**EXERCISE:** Find all lines in the listing that include the word "ЦДЗК", then copy them.

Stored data
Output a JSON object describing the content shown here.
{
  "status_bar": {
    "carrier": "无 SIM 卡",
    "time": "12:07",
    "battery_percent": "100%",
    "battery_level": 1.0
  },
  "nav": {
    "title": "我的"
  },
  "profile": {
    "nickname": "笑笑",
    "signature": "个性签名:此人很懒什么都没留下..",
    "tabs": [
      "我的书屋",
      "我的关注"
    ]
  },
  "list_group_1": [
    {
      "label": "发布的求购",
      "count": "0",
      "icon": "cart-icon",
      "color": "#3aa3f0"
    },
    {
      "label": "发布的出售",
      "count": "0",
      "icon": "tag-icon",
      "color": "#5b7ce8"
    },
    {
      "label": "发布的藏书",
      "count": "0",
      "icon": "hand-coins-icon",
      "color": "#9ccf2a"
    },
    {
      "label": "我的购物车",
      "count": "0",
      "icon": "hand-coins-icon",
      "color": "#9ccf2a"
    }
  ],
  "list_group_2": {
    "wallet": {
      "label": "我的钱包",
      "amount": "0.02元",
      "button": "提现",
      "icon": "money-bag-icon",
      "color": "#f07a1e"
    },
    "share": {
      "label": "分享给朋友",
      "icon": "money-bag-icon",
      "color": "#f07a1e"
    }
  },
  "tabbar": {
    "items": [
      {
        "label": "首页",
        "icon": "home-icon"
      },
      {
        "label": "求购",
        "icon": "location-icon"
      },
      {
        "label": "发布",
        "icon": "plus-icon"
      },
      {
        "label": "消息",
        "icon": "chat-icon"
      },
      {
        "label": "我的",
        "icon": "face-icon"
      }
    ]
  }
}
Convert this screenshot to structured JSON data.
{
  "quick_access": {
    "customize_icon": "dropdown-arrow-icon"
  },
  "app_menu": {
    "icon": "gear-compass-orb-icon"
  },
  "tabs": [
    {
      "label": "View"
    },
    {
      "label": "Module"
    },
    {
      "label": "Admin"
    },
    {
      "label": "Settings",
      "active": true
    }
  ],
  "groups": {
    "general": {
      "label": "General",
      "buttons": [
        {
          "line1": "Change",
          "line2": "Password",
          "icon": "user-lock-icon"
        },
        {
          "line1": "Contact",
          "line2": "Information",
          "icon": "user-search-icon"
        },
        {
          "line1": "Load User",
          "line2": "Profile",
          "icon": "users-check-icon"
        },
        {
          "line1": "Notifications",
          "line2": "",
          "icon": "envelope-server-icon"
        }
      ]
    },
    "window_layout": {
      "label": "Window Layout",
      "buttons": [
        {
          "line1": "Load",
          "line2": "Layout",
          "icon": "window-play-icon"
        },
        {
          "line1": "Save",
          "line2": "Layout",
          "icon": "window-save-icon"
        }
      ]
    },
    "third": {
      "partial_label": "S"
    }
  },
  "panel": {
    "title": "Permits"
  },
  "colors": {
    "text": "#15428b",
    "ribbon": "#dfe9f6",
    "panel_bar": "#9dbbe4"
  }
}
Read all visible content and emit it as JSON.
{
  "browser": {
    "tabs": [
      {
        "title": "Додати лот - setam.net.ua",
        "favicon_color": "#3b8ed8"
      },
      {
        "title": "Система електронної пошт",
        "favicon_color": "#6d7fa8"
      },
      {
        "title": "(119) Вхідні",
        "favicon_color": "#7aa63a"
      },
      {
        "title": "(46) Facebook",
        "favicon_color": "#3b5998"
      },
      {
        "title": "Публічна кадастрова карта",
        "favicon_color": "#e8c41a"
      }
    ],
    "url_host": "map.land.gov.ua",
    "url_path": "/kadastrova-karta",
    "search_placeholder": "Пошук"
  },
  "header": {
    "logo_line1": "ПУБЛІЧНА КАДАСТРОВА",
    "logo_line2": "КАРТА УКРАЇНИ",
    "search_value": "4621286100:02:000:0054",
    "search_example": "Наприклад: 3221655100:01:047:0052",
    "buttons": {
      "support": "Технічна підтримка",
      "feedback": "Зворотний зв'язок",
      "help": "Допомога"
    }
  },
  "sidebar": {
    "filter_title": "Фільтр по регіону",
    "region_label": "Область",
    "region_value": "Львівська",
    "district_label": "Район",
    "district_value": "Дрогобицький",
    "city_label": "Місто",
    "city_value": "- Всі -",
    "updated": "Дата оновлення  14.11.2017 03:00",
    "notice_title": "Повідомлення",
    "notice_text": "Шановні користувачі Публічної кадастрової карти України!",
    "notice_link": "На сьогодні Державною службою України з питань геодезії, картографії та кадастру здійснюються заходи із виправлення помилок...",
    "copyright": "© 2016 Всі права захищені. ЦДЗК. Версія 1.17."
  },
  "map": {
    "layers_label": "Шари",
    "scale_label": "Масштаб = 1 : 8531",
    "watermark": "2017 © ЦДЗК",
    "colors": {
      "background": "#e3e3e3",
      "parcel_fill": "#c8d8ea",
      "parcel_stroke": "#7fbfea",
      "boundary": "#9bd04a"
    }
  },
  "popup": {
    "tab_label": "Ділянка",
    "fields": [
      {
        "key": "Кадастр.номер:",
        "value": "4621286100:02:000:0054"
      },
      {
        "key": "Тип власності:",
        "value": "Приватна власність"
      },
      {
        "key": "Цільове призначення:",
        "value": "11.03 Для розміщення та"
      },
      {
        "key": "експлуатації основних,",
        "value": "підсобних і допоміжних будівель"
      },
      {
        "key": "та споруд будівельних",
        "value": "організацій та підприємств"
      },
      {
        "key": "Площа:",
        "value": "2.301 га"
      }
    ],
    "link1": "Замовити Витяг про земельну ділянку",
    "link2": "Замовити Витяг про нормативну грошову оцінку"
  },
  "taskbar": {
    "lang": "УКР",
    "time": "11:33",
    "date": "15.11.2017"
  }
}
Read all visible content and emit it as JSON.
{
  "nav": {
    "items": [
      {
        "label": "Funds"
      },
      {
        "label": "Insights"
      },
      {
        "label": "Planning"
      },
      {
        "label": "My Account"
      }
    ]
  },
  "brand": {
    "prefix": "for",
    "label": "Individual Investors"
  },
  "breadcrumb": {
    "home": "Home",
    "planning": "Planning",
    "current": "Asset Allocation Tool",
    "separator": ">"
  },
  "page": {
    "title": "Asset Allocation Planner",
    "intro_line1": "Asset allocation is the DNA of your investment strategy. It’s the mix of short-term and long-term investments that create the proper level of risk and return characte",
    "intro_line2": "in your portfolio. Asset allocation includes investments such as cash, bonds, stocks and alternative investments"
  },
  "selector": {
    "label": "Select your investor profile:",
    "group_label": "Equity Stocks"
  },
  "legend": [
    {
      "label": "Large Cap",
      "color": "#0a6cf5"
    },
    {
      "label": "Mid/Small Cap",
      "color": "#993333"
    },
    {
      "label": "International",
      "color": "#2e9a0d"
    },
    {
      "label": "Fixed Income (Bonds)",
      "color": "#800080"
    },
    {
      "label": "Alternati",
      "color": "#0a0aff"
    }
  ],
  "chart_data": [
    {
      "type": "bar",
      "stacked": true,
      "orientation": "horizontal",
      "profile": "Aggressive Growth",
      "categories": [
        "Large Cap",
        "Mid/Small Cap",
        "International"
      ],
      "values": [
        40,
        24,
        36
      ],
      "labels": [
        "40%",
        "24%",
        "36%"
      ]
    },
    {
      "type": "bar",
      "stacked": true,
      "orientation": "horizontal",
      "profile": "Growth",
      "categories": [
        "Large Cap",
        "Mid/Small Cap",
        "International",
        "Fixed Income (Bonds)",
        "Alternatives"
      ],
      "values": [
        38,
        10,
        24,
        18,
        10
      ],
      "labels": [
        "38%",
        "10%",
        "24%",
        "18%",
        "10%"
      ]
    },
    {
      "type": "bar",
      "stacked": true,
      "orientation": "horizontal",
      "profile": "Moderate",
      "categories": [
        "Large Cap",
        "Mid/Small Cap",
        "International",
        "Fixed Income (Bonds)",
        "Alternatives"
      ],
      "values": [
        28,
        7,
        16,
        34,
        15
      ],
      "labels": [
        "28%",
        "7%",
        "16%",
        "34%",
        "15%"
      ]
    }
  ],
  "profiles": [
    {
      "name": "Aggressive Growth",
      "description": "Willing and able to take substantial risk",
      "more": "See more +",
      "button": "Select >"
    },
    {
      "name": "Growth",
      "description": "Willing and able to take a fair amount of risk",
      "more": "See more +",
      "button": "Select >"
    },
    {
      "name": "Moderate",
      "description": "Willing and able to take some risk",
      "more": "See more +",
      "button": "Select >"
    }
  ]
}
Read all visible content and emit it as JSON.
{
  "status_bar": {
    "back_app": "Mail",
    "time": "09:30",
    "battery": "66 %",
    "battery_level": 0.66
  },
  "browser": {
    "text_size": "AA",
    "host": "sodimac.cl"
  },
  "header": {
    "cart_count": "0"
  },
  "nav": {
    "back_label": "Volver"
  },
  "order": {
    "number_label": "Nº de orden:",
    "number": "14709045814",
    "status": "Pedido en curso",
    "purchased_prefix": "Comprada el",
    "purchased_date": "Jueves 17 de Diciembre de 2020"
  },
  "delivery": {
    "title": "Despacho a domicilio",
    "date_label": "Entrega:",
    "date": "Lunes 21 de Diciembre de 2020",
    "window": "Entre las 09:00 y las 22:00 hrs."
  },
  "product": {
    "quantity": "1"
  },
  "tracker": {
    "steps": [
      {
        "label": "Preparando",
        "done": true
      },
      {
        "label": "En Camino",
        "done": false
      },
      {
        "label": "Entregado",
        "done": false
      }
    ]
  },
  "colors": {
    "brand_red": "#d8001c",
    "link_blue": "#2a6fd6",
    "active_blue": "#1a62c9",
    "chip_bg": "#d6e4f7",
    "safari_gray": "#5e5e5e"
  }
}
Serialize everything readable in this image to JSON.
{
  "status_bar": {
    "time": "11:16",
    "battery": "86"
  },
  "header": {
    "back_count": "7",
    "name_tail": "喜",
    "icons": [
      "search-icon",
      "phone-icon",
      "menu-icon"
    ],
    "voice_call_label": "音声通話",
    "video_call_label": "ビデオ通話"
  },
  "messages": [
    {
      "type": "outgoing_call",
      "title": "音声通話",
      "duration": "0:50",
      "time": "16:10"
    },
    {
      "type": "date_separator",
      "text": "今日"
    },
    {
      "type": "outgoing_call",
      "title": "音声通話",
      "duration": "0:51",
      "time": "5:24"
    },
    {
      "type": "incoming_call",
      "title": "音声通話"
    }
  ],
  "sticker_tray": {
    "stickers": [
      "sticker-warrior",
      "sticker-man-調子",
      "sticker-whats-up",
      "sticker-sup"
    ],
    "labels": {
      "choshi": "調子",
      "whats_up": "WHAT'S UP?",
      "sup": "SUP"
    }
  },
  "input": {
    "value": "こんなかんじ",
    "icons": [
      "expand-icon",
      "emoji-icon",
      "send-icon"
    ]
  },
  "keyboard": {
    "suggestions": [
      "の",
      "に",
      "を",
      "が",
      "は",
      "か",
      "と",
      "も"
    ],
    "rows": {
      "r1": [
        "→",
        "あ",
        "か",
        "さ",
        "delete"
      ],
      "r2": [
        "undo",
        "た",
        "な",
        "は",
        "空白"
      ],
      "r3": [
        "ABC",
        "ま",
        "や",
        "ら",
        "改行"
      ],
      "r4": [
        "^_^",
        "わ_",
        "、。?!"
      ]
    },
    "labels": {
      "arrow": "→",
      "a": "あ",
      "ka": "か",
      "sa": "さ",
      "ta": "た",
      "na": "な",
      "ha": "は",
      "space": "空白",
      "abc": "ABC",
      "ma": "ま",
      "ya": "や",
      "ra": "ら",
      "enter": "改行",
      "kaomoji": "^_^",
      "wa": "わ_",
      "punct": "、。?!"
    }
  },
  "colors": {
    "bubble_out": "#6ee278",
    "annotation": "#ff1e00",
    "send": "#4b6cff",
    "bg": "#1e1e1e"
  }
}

**SOLVED EXERCISE:**
    "copyright": "© 2016 Всі права захищені. ЦДЗК. Версія 1.17."
    "watermark": "2017 © ЦДЗК",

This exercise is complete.